WHAT THIS TASK INVOLVES: Write out every entry precisely as given, leaving the pictures out.

Some records
-.-.-
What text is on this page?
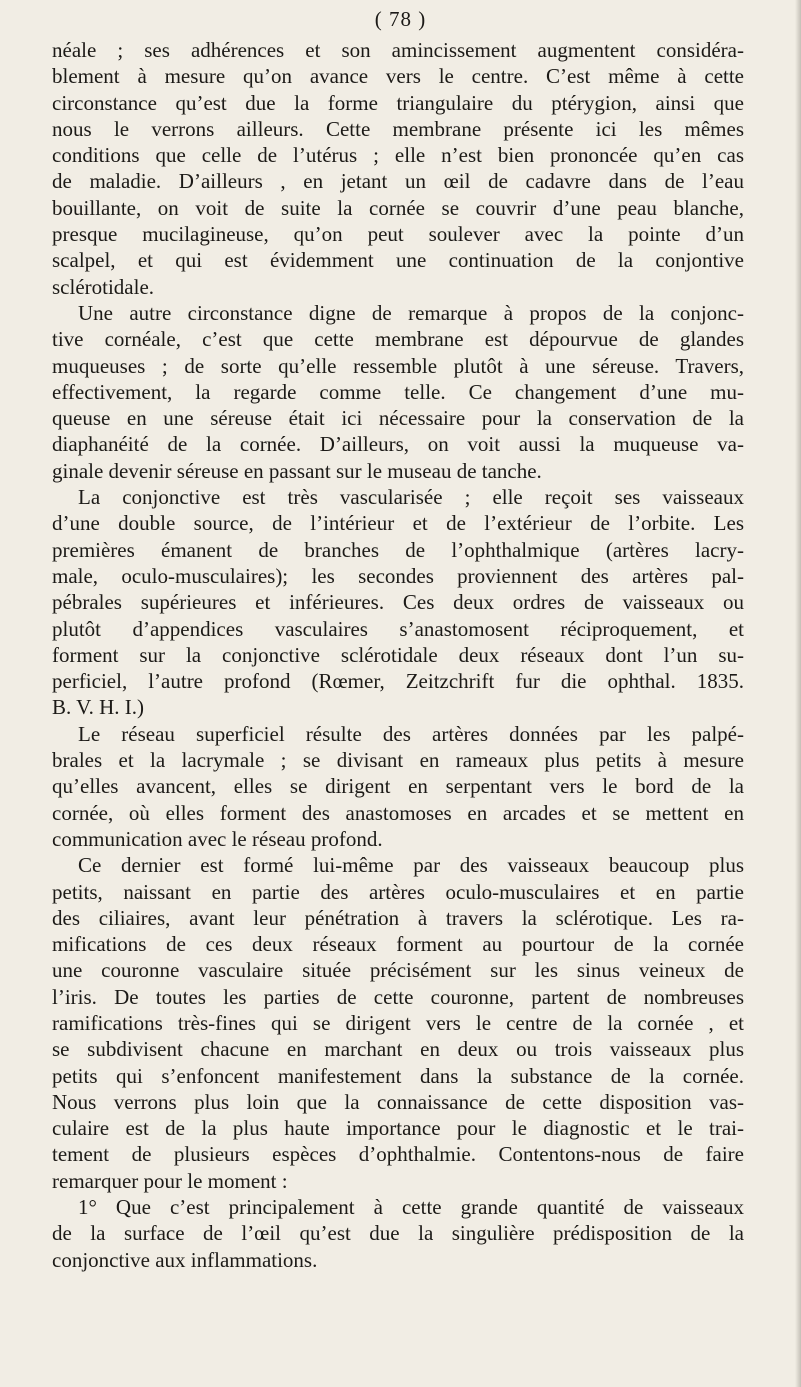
( 78 )
néale ; ses adhérences et son amincissement augmentent considéra-
blement à mesure qu’on avance vers le centre. C’est même à cette
circonstance qu’est due la forme triangulaire du ptérygion, ainsi que
nous le verrons ailleurs. Cette membrane présente ici les mêmes
conditions que celle de l’utérus ; elle n’est bien prononcée qu’en cas
de maladie. D’ailleurs , en jetant un œil de cadavre dans de l’eau
bouillante, on voit de suite la cornée se couvrir d’une peau blanche,
presque mucilagineuse, qu’on peut soulever avec la pointe d’un
scalpel, et qui est évidemment une continuation de la conjontive
sclérotidale.
Une autre circonstance digne de remarque à propos de la conjonc-
tive cornéale, c’est que cette membrane est dépourvue de glandes
muqueuses ; de sorte qu’elle ressemble plutôt à une séreuse. Travers,
effectivement, la regarde comme telle. Ce changement d’une mu-
queuse en une séreuse était ici nécessaire pour la conservation de la
diaphanéité de la cornée. D’ailleurs, on voit aussi la muqueuse va-
ginale devenir séreuse en passant sur le museau de tanche.
La conjonctive est très vascularisée ; elle reçoit ses vaisseaux
d’une double source, de l’intérieur et de l’extérieur de l’orbite. Les
premières émanent de branches de l’ophthalmique (artères lacry-
male, oculo-musculaires); les secondes proviennent des artères pal-
pébrales supérieures et inférieures. Ces deux ordres de vaisseaux ou
plutôt d’appendices vasculaires s’anastomosent réciproquement, et
forment sur la conjonctive sclérotidale deux réseaux dont l’un su-
perficiel, l’autre profond (Rœmer, Zeitzchrift fur die ophthal. 1835.
B. V. H. I.)
Le réseau superficiel résulte des artères données par les palpé-
brales et la lacrymale ; se divisant en rameaux plus petits à mesure
qu’elles avancent, elles se dirigent en serpentant vers le bord de la
cornée, où elles forment des anastomoses en arcades et se mettent en
communication avec le réseau profond.
Ce dernier est formé lui-même par des vaisseaux beaucoup plus
petits, naissant en partie des artères oculo-musculaires et en partie
des ciliaires, avant leur pénétration à travers la sclérotique. Les ra-
mifications de ces deux réseaux forment au pourtour de la cornée
une couronne vasculaire située précisément sur les sinus veineux de
l’iris. De toutes les parties de cette couronne, partent de nombreuses
ramifications très-fines qui se dirigent vers le centre de la cornée , et
se subdivisent chacune en marchant en deux ou trois vaisseaux plus
petits qui s’enfoncent manifestement dans la substance de la cornée.
Nous verrons plus loin que la connaissance de cette disposition vas-
culaire est de la plus haute importance pour le diagnostic et le trai-
tement de plusieurs espèces d’ophthalmie. Contentons-nous de faire
remarquer pour le moment :
1° Que c’est principalement à cette grande quantité de vaisseaux
de la surface de l’œil qu’est due la singulière prédisposition de la
conjonctive aux inflammations.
-.-.-
EXERCISE RESPONSE:
What text is on this page?
( 78 )
néale ; ses adhérences et son amincissement augmentent considéra-
blement à mesure qu’on avance vers le centre. C’est même à cette
circonstance qu’est due la forme triangulaire du ptérygion, ainsi que
nous le verrons ailleurs. Cette membrane présente ici les mêmes
conditions que celle de l’utérus ; elle n’est bien prononcée qu’en cas
de maladie. D’ailleurs , en jetant un œil de cadavre dans de l’eau
bouillante, on voit de suite la cornée se couvrir d’une peau blanche,
presque mucilagineuse, qu’on peut soulever avec la pointe d’un
scalpel, et qui est évidemment une continuation de la conjontive
sclérotidale.
Une autre circonstance digne de remarque à propos de la conjonc-
tive cornéale, c’est que cette membrane est dépourvue de glandes
muqueuses ; de sorte qu’elle ressemble plutôt à une séreuse. Travers,
effectivement, la regarde comme telle. Ce changement d’une mu-
queuse en une séreuse était ici nécessaire pour la conservation de la
diaphanéité de la cornée. D’ailleurs, on voit aussi la muqueuse va-
ginale devenir séreuse en passant sur le museau de tanche.
La conjonctive est très vascularisée ; elle reçoit ses vaisseaux
d’une double source, de l’intérieur et de l’extérieur de l’orbite. Les
premières émanent de branches de l’ophthalmique (artères lacry-
male, oculo-musculaires); les secondes proviennent des artères pal-
pébrales supérieures et inférieures. Ces deux ordres de vaisseaux ou
plutôt d’appendices vasculaires s’anastomosent réciproquement, et
forment sur la conjonctive sclérotidale deux réseaux dont l’un su-
perficiel, l’autre profond (Rœmer, Zeitzchrift fur die ophthal. 1835.
B. V. H. I.)
Le réseau superficiel résulte des artères données par les palpé-
brales et la lacrymale ; se divisant en rameaux plus petits à mesure
qu’elles avancent, elles se dirigent en serpentant vers le bord de la
cornée, où elles forment des anastomoses en arcades et se mettent en
communication avec le réseau profond.
Ce dernier est formé lui-même par des vaisseaux beaucoup plus
petits, naissant en partie des artères oculo-musculaires et en partie
des ciliaires, avant leur pénétration à travers la sclérotique. Les ra-
mifications de ces deux réseaux forment au pourtour de la cornée
une couronne vasculaire située précisément sur les sinus veineux de
l’iris. De toutes les parties de cette couronne, partent de nombreuses
ramifications très-fines qui se dirigent vers le centre de la cornée , et
se subdivisent chacune en marchant en deux ou trois vaisseaux plus
petits qui s’enfoncent manifestement dans la substance de la cornée.
Nous verrons plus loin que la connaissance de cette disposition vas-
culaire est de la plus haute importance pour le diagnostic et le trai-
tement de plusieurs espèces d’ophthalmie. Contentons-nous de faire
remarquer pour le moment :
1° Que c’est principalement à cette grande quantité de vaisseaux
de la surface de l’œil qu’est due la singulière prédisposition de la
conjonctive aux inflammations.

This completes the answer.